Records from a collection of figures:
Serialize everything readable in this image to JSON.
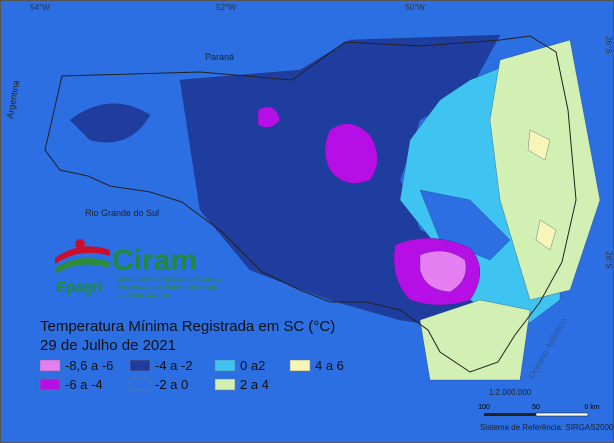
{
  "map": {
    "title": "Temperatura Mínima Registrada em SC (°C)",
    "date": "29 de Julho de 2021",
    "coordinates": {
      "lon": [
        "54°W",
        "52°W",
        "50°W"
      ],
      "lat": [
        "26°S",
        "28°S"
      ]
    },
    "places": [
      "Paraná",
      "Argentina",
      "Rio Grande do Sul",
      "Oceano Atlântico"
    ],
    "logo": {
      "name": "Ciram",
      "org": "Epagri",
      "subtitle": [
        "Centro de Informações de Recursos",
        "Ambientais e de Hidrometeorologia",
        "de Santa Catarina"
      ]
    },
    "legend": [
      {
        "label": "-8,6 a -6",
        "color": "#e57ef0"
      },
      {
        "label": "-6 a -4",
        "color": "#b60fe6"
      },
      {
        "label": "-4 a -2",
        "color": "#1f3d9e"
      },
      {
        "label": "-2 a 0",
        "color": "#2c6fe3"
      },
      {
        "label": "0 a2",
        "color": "#3fc3f0"
      },
      {
        "label": "2 a 4",
        "color": "#d2f0b4"
      },
      {
        "label": "4 a 6",
        "color": "#f7f5b8"
      }
    ],
    "scale": {
      "ratio": "1:2.000.000",
      "ticks": [
        "100",
        "50",
        "0 km"
      ]
    },
    "reference": "Sistema de Referência: SIRGAS2000"
  }
}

**REQUIREMENTS**:
Do not copy the pictures, but repeat every line exactly.

**RIGHT ANSWER**:
Serialize everything readable in this image to JSON.
{
  "map": {
    "title": "Temperatura Mínima Registrada em SC (°C)",
    "date": "29 de Julho de 2021",
    "coordinates": {
      "lon": [
        "54°W",
        "52°W",
        "50°W"
      ],
      "lat": [
        "26°S",
        "28°S"
      ]
    },
    "places": [
      "Paraná",
      "Argentina",
      "Rio Grande do Sul",
      "Oceano Atlântico"
    ],
    "logo": {
      "name": "Ciram",
      "org": "Epagri",
      "subtitle": [
        "Centro de Informações de Recursos",
        "Ambientais e de Hidrometeorologia",
        "de Santa Catarina"
      ]
    },
    "legend": [
      {
        "label": "-8,6 a -6",
        "color": "#e57ef0"
      },
      {
        "label": "-6 a -4",
        "color": "#b60fe6"
      },
      {
        "label": "-4 a -2",
        "color": "#1f3d9e"
      },
      {
        "label": "-2 a 0",
        "color": "#2c6fe3"
      },
      {
        "label": "0 a2",
        "color": "#3fc3f0"
      },
      {
        "label": "2 a 4",
        "color": "#d2f0b4"
      },
      {
        "label": "4 a 6",
        "color": "#f7f5b8"
      }
    ],
    "scale": {
      "ratio": "1:2.000.000",
      "ticks": [
        "100",
        "50",
        "0 km"
      ]
    },
    "reference": "Sistema de Referência: SIRGAS2000"
  }
}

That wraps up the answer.